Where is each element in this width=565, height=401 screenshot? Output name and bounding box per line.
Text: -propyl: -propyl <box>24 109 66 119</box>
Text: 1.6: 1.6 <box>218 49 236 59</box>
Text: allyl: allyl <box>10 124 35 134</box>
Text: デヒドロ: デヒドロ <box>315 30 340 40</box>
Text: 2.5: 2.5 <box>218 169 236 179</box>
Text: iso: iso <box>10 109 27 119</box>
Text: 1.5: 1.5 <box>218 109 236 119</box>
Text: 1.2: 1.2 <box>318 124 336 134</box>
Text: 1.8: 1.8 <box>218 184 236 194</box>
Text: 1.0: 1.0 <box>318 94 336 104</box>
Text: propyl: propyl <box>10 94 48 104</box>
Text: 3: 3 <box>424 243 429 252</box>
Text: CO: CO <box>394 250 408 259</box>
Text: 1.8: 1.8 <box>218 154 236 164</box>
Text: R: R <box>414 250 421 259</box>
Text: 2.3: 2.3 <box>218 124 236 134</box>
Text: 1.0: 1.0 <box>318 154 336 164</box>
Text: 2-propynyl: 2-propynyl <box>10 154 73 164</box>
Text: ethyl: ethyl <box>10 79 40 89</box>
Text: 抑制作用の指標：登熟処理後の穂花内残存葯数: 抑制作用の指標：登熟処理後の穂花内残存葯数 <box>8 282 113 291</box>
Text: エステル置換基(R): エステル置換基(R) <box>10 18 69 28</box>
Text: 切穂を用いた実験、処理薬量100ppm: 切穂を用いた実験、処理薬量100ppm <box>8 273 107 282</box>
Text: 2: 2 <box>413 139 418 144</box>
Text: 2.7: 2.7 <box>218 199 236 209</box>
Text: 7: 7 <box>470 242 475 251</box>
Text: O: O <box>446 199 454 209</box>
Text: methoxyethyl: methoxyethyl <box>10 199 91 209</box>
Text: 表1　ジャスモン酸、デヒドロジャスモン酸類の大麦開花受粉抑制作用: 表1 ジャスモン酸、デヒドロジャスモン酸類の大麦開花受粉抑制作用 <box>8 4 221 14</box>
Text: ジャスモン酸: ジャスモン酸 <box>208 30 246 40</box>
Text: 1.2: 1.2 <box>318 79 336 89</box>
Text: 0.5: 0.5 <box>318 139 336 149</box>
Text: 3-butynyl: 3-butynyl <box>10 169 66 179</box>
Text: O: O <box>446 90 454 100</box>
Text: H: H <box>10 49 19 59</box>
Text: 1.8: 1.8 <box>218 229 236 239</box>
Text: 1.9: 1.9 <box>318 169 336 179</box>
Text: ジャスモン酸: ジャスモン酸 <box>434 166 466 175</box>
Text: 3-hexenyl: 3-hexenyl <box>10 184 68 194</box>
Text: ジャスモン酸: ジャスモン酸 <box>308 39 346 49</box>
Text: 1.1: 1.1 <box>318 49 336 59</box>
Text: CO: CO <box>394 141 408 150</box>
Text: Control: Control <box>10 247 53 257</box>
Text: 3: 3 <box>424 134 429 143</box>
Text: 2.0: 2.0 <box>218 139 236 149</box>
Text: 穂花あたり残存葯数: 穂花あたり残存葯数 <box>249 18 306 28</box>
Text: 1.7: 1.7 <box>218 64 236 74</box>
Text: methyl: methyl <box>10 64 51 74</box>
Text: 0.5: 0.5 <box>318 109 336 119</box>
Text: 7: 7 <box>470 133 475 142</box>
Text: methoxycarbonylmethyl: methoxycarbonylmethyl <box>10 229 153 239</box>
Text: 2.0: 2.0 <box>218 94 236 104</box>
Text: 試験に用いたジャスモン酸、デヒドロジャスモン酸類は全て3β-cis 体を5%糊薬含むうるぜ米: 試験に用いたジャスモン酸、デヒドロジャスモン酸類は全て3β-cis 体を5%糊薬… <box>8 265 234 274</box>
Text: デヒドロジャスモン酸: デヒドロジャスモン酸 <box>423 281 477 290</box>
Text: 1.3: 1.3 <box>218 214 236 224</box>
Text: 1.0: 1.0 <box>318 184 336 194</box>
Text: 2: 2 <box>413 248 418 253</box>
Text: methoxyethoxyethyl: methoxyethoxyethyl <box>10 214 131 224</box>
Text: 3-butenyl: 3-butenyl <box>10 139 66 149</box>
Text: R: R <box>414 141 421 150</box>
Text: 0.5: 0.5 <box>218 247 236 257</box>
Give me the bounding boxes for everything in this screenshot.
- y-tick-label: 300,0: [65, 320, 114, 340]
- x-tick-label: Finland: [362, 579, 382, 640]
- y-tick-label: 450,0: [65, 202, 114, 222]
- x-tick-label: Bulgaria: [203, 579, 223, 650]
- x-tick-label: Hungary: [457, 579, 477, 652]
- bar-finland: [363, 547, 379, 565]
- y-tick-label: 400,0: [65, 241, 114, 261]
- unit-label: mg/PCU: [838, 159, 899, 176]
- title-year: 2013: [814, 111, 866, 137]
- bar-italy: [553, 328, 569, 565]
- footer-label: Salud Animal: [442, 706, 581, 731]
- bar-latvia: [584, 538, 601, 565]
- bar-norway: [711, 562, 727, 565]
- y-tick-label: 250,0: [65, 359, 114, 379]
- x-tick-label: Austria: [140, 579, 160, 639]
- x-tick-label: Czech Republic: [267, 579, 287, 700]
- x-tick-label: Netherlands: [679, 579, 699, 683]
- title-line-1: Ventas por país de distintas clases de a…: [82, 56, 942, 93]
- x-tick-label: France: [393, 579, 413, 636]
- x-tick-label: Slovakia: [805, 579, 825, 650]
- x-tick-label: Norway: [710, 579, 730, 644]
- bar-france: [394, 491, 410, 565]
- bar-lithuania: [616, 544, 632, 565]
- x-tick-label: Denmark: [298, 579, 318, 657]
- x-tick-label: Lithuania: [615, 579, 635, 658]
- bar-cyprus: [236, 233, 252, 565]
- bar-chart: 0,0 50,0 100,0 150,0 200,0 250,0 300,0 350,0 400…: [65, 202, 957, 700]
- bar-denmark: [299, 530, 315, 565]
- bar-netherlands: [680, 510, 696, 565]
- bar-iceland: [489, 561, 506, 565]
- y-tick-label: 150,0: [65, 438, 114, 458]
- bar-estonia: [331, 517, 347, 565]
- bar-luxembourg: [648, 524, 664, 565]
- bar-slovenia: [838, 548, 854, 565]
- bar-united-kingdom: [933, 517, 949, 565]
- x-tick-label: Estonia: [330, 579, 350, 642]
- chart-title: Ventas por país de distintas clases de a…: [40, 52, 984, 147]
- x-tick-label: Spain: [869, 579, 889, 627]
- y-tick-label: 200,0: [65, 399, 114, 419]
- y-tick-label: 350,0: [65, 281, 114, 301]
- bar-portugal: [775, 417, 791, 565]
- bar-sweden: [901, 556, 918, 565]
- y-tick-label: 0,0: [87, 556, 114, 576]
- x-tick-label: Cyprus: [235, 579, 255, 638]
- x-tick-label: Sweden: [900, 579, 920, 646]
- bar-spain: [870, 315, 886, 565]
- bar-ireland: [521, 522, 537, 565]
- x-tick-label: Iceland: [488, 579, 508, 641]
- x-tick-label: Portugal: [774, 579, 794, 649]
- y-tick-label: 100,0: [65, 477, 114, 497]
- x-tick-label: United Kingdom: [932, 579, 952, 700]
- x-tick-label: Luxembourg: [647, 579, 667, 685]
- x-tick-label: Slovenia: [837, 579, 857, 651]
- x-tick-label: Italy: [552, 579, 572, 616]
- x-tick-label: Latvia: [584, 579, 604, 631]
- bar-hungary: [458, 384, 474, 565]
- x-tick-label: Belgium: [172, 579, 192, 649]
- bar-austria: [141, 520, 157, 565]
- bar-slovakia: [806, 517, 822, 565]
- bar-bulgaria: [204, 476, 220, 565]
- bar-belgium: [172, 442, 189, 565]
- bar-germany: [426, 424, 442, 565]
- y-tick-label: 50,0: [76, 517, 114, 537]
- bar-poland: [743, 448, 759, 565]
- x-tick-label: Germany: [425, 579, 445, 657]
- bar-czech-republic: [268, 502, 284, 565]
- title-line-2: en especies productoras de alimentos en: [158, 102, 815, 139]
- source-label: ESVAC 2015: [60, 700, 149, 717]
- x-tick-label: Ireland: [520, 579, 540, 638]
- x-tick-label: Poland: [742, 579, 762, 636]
***
Exercise directions ▸
Reproduce the data from its first line through the line containing "Text: O: O <box>446 90 454 100</box>", replacing "allyl" with "vinyl" and leaving everything else unchanged.

In response ▸
Where is each element in this width=565, height=401 screenshot? Output name and bounding box per line.
Text: -propyl: -propyl <box>24 109 66 119</box>
Text: 1.6: 1.6 <box>218 49 236 59</box>
Text: vinyl: vinyl <box>10 124 35 134</box>
Text: デヒドロ: デヒドロ <box>315 30 340 40</box>
Text: 2.5: 2.5 <box>218 169 236 179</box>
Text: iso: iso <box>10 109 27 119</box>
Text: 1.5: 1.5 <box>218 109 236 119</box>
Text: 1.2: 1.2 <box>318 124 336 134</box>
Text: 1.8: 1.8 <box>218 184 236 194</box>
Text: 1.0: 1.0 <box>318 94 336 104</box>
Text: propyl: propyl <box>10 94 48 104</box>
Text: 3: 3 <box>424 243 429 252</box>
Text: CO: CO <box>394 250 408 259</box>
Text: 1.8: 1.8 <box>218 154 236 164</box>
Text: R: R <box>414 250 421 259</box>
Text: 2.3: 2.3 <box>218 124 236 134</box>
Text: 1.0: 1.0 <box>318 154 336 164</box>
Text: 2-propynyl: 2-propynyl <box>10 154 73 164</box>
Text: ethyl: ethyl <box>10 79 40 89</box>
Text: 抑制作用の指標：登熟処理後の穂花内残存葯数: 抑制作用の指標：登熟処理後の穂花内残存葯数 <box>8 282 113 291</box>
Text: エステル置換基(R): エステル置換基(R) <box>10 18 69 28</box>
Text: 切穂を用いた実験、処理薬量100ppm: 切穂を用いた実験、処理薬量100ppm <box>8 273 107 282</box>
Text: 2: 2 <box>413 139 418 144</box>
Text: 2.7: 2.7 <box>218 199 236 209</box>
Text: 7: 7 <box>470 242 475 251</box>
Text: O: O <box>446 199 454 209</box>
Text: methoxyethyl: methoxyethyl <box>10 199 91 209</box>
Text: 表1　ジャスモン酸、デヒドロジャスモン酸類の大麦開花受粉抑制作用: 表1 ジャスモン酸、デヒドロジャスモン酸類の大麦開花受粉抑制作用 <box>8 4 221 14</box>
Text: ジャスモン酸: ジャスモン酸 <box>208 30 246 40</box>
Text: 1.2: 1.2 <box>318 79 336 89</box>
Text: 0.5: 0.5 <box>318 139 336 149</box>
Text: 3-butynyl: 3-butynyl <box>10 169 66 179</box>
Text: O: O <box>446 90 454 100</box>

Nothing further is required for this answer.